::: Entries shown :::

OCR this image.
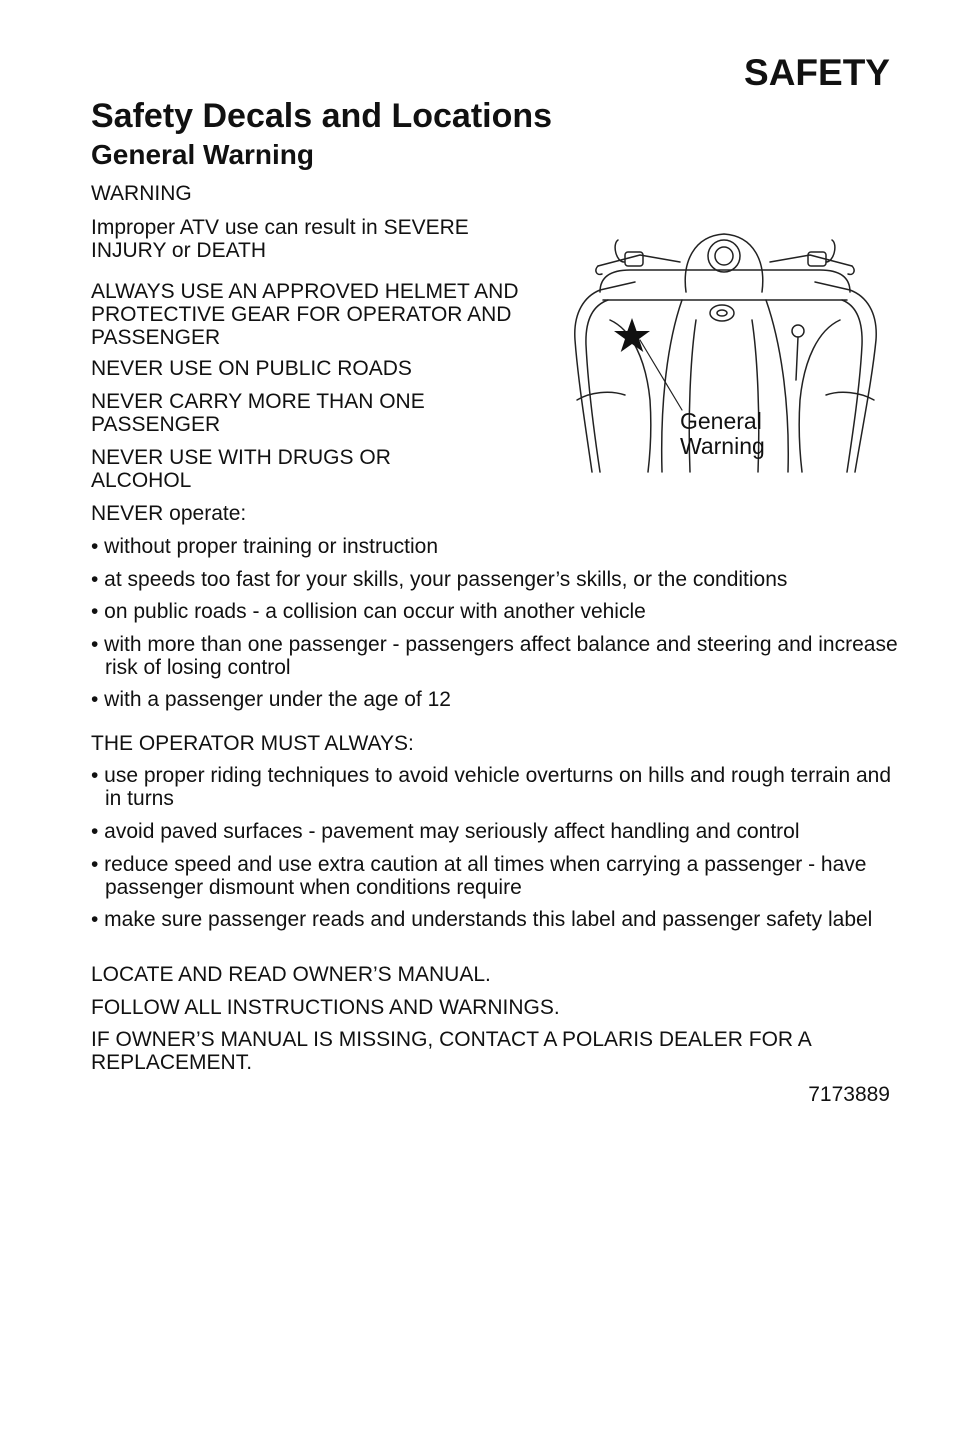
SAFETY
Safety Decals and Locations
General Warning

WARNING

Improper ATV use can result in SEVERE INJURY or DEATH

ALWAYS USE AN APPROVED HELMET AND PROTECTIVE GEAR FOR OPERATOR AND PASSENGER

NEVER USE ON PUBLIC ROADS

NEVER CARRY MORE THAN ONE PASSENGER

NEVER USE WITH DRUGS OR ALCOHOL

NEVER operate:

• without proper training or instruction

• at speeds too fast for your skills, your passenger’s skills, or the conditions

• on public roads - a collision can occur with another vehicle

• with more than one passenger - passengers affect balance and steering and increase risk of losing control

• with a passenger under the age of 12

THE OPERATOR MUST ALWAYS:

• use proper riding techniques to avoid vehicle overturns on hills and rough terrain and in turns

• avoid paved surfaces - pavement may seriously affect handling and control

• reduce speed and use extra caution at all times when carrying a passenger - have passenger dismount when conditions require

• make sure passenger reads and understands this label and passenger safety label

LOCATE AND READ OWNER’S MANUAL.

FOLLOW ALL INSTRUCTIONS AND WARNINGS.

IF OWNER’S MANUAL IS MISSING, CONTACT A POLARIS DEALER FOR A REPLACEMENT.

7173889

General
Warning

:::

Brief »
Return the whole listing, word for word, and leave out every picture.

The reply »
OCR this image.
SAFETY
Safety Decals and Locations
General Warning

WARNING

Improper ATV use can result in SEVERE INJURY or DEATH

ALWAYS USE AN APPROVED HELMET AND PROTECTIVE GEAR FOR OPERATOR AND PASSENGER

NEVER USE ON PUBLIC ROADS

NEVER CARRY MORE THAN ONE PASSENGER

NEVER USE WITH DRUGS OR ALCOHOL

NEVER operate:

• without proper training or instruction

• at speeds too fast for your skills, your passenger’s skills, or the conditions

• on public roads - a collision can occur with another vehicle

• with more than one passenger - passengers affect balance and steering and increase risk of losing control

• with a passenger under the age of 12

THE OPERATOR MUST ALWAYS:

• use proper riding techniques to avoid vehicle overturns on hills and rough terrain and in turns

• avoid paved surfaces - pavement may seriously affect handling and control

• reduce speed and use extra caution at all times when carrying a passenger - have passenger dismount when conditions require

• make sure passenger reads and understands this label and passenger safety label

LOCATE AND READ OWNER’S MANUAL.

FOLLOW ALL INSTRUCTIONS AND WARNINGS.

IF OWNER’S MANUAL IS MISSING, CONTACT A POLARIS DEALER FOR A REPLACEMENT.

7173889

General
Warning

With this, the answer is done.